> **Written task**
Copy the records below exactly as they appear.

> **Records from a data collection**
+++

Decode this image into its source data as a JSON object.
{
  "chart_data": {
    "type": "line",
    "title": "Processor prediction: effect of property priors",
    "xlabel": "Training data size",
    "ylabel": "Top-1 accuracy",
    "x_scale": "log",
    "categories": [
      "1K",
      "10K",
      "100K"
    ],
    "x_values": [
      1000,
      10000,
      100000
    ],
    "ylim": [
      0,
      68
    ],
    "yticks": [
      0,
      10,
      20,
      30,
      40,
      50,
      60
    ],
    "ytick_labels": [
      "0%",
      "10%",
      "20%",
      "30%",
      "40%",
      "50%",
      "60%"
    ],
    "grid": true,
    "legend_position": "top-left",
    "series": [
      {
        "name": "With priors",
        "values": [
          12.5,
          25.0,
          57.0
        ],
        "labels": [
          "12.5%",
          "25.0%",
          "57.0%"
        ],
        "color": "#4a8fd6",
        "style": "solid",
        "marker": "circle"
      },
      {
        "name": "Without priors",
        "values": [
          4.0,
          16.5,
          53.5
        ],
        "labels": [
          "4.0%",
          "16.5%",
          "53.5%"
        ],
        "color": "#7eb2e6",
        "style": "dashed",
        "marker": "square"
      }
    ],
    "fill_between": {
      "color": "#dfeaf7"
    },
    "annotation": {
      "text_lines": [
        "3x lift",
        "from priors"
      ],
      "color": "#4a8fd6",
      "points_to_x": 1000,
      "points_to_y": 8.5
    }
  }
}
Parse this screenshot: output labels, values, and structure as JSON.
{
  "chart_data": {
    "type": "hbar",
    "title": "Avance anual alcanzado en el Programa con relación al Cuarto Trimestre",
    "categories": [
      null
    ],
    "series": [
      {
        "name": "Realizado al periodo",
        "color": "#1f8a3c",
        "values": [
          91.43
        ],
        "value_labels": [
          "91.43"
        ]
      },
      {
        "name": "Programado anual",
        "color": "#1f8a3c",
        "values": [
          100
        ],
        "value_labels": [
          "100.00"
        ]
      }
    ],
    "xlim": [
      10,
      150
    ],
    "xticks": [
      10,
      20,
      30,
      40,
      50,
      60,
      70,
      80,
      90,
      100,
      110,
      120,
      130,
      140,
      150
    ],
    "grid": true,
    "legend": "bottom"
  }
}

+++

> **Correct answer**
Decode this image into its source data as a JSON object.
{
  "chart_data": {
    "type": "line",
    "title": "Processor prediction: effect of property priors",
    "xlabel": "Training data size",
    "ylabel": "Top-1 accuracy",
    "x_scale": "log",
    "categories": [
      "1K",
      "10K",
      "100K"
    ],
    "x_values": [
      1000,
      10000,
      100000
    ],
    "ylim": [
      0,
      68
    ],
    "yticks": [
      0,
      10,
      20,
      30,
      40,
      50,
      60
    ],
    "ytick_labels": [
      "0%",
      "10%",
      "20%",
      "30%",
      "40%",
      "50%",
      "60%"
    ],
    "grid": true,
    "legend_position": "top-left",
    "series": [
      {
        "name": "With priors",
        "values": [
          12.5,
          25.0,
          57.0
        ],
        "labels": [
          "12.5%",
          "25.0%",
          "57.0%"
        ],
        "color": "#4a8fd6",
        "style": "solid",
        "marker": "circle"
      },
      {
        "name": "Without priors",
        "values": [
          4.0,
          16.5,
          53.5
        ],
        "labels": [
          "4.0%",
          "16.5%",
          "53.5%"
        ],
        "color": "#7eb2e6",
        "style": "dashed",
        "marker": "square"
      }
    ],
    "fill_between": {
      "color": "#dfeaf7"
    },
    "annotation": {
      "text_lines": [
        "3x lift",
        "from priors"
      ],
      "color": "#4a8fd6",
      "points_to_x": 1000,
      "points_to_y": 8.5
    }
  }
}
Parse this screenshot: output labels, values, and structure as JSON.
{
  "chart_data": {
    "type": "hbar",
    "title": "Avance anual alcanzado en el Programa con relación al Cuarto Trimestre",
    "categories": [
      null
    ],
    "series": [
      {
        "name": "Realizado al periodo",
        "color": "#1f8a3c",
        "values": [
          91.43
        ],
        "value_labels": [
          "91.43"
        ]
      },
      {
        "name": "Programado anual",
        "color": "#1f8a3c",
        "values": [
          100
        ],
        "value_labels": [
          "100.00"
        ]
      }
    ],
    "xlim": [
      10,
      150
    ],
    "xticks": [
      10,
      20,
      30,
      40,
      50,
      60,
      70,
      80,
      90,
      100,
      110,
      120,
      130,
      140,
      150
    ],
    "grid": true,
    "legend": "bottom"
  }
}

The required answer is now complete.